**Problem details**
Copy the records below exactly, omitting any pictures they contain.

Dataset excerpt
----------

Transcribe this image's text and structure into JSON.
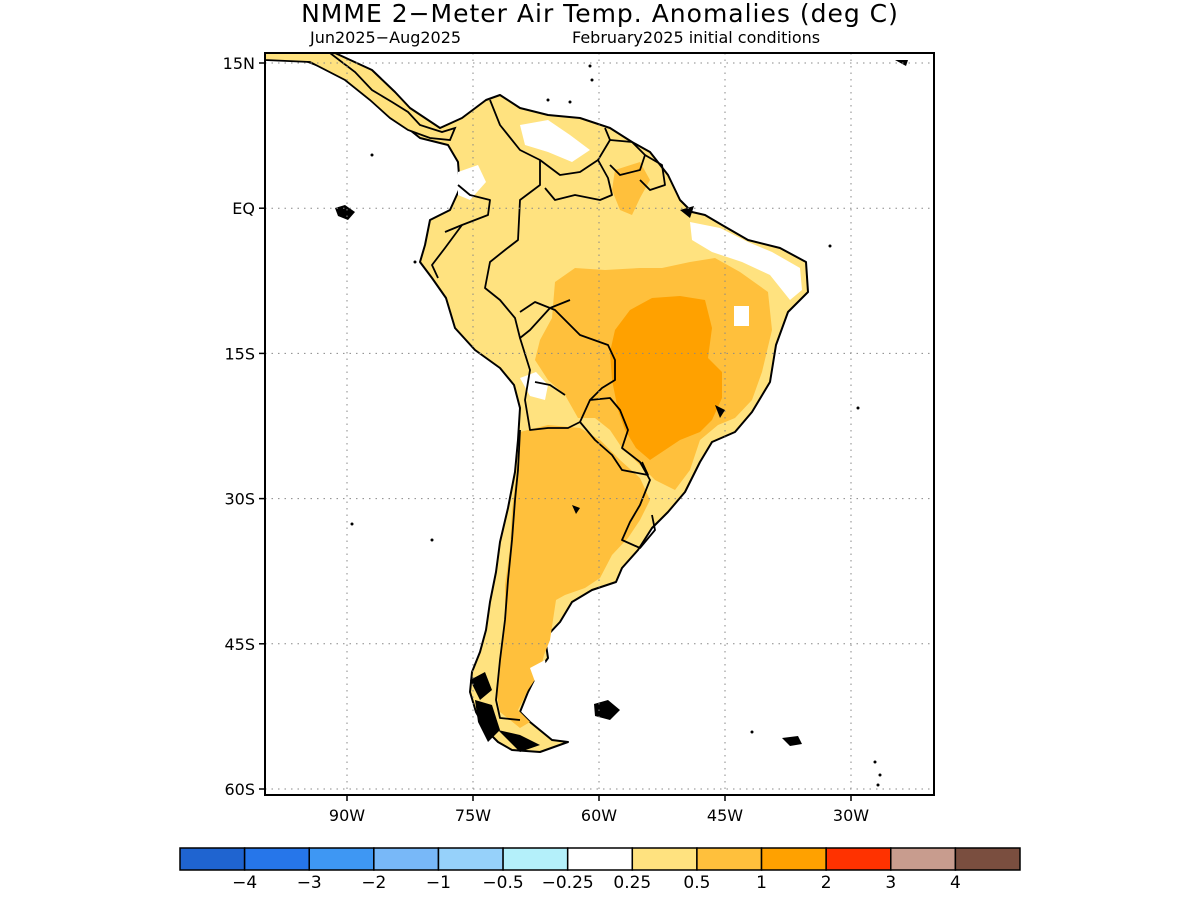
{
  "title": "NMME 2−Meter Air Temp. Anomalies (deg C)",
  "subtitle_left": "Jun2025−Aug2025",
  "subtitle_right": "February2025 initial conditions",
  "map": {
    "lon_range": [
      -97,
      -17
    ],
    "lat_range": [
      -60,
      16
    ],
    "lat_ticks": [
      {
        "value": 15,
        "label": "15N"
      },
      {
        "value": 0,
        "label": "EQ"
      },
      {
        "value": -15,
        "label": "15S"
      },
      {
        "value": -30,
        "label": "30S"
      },
      {
        "value": -45,
        "label": "45S"
      },
      {
        "value": -60,
        "label": "60S"
      }
    ],
    "lon_ticks": [
      {
        "value": -90,
        "label": "90W"
      },
      {
        "value": -75,
        "label": "75W"
      },
      {
        "value": -60,
        "label": "60W"
      },
      {
        "value": -45,
        "label": "45W"
      },
      {
        "value": -30,
        "label": "30W"
      }
    ],
    "grid": "dotted"
  },
  "colorbar": {
    "colors": [
      "#1f64d0",
      "#2676ea",
      "#3e97f3",
      "#78b8f8",
      "#96d1fa",
      "#b4f0fa",
      "#ffffff",
      "#ffe27f",
      "#ffc03c",
      "#ffa100",
      "#ff3200",
      "#c89c8e",
      "#7a4e3f"
    ],
    "labels": [
      "−4",
      "−3",
      "−2",
      "−1",
      "−0.5",
      "−0.25",
      "0.25",
      "0.5",
      "1",
      "2",
      "3",
      "4"
    ]
  },
  "legend_colors": {
    "ocean": "#ffffff",
    "land_0_25_to_0_5": "#ffe27f",
    "land_0_5_to_1": "#ffc03c",
    "land_1_to_2": "#ffa100"
  }
}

----------

**Result below**
Transcribe this image's text and structure into JSON.
{
  "title": "NMME 2−Meter Air Temp. Anomalies (deg C)",
  "subtitle_left": "Jun2025−Aug2025",
  "subtitle_right": "February2025 initial conditions",
  "map": {
    "lon_range": [
      -97,
      -17
    ],
    "lat_range": [
      -60,
      16
    ],
    "lat_ticks": [
      {
        "value": 15,
        "label": "15N"
      },
      {
        "value": 0,
        "label": "EQ"
      },
      {
        "value": -15,
        "label": "15S"
      },
      {
        "value": -30,
        "label": "30S"
      },
      {
        "value": -45,
        "label": "45S"
      },
      {
        "value": -60,
        "label": "60S"
      }
    ],
    "lon_ticks": [
      {
        "value": -90,
        "label": "90W"
      },
      {
        "value": -75,
        "label": "75W"
      },
      {
        "value": -60,
        "label": "60W"
      },
      {
        "value": -45,
        "label": "45W"
      },
      {
        "value": -30,
        "label": "30W"
      }
    ],
    "grid": "dotted"
  },
  "colorbar": {
    "colors": [
      "#1f64d0",
      "#2676ea",
      "#3e97f3",
      "#78b8f8",
      "#96d1fa",
      "#b4f0fa",
      "#ffffff",
      "#ffe27f",
      "#ffc03c",
      "#ffa100",
      "#ff3200",
      "#c89c8e",
      "#7a4e3f"
    ],
    "labels": [
      "−4",
      "−3",
      "−2",
      "−1",
      "−0.5",
      "−0.25",
      "0.25",
      "0.5",
      "1",
      "2",
      "3",
      "4"
    ]
  },
  "legend_colors": {
    "ocean": "#ffffff",
    "land_0_25_to_0_5": "#ffe27f",
    "land_0_5_to_1": "#ffc03c",
    "land_1_to_2": "#ffa100"
  }
}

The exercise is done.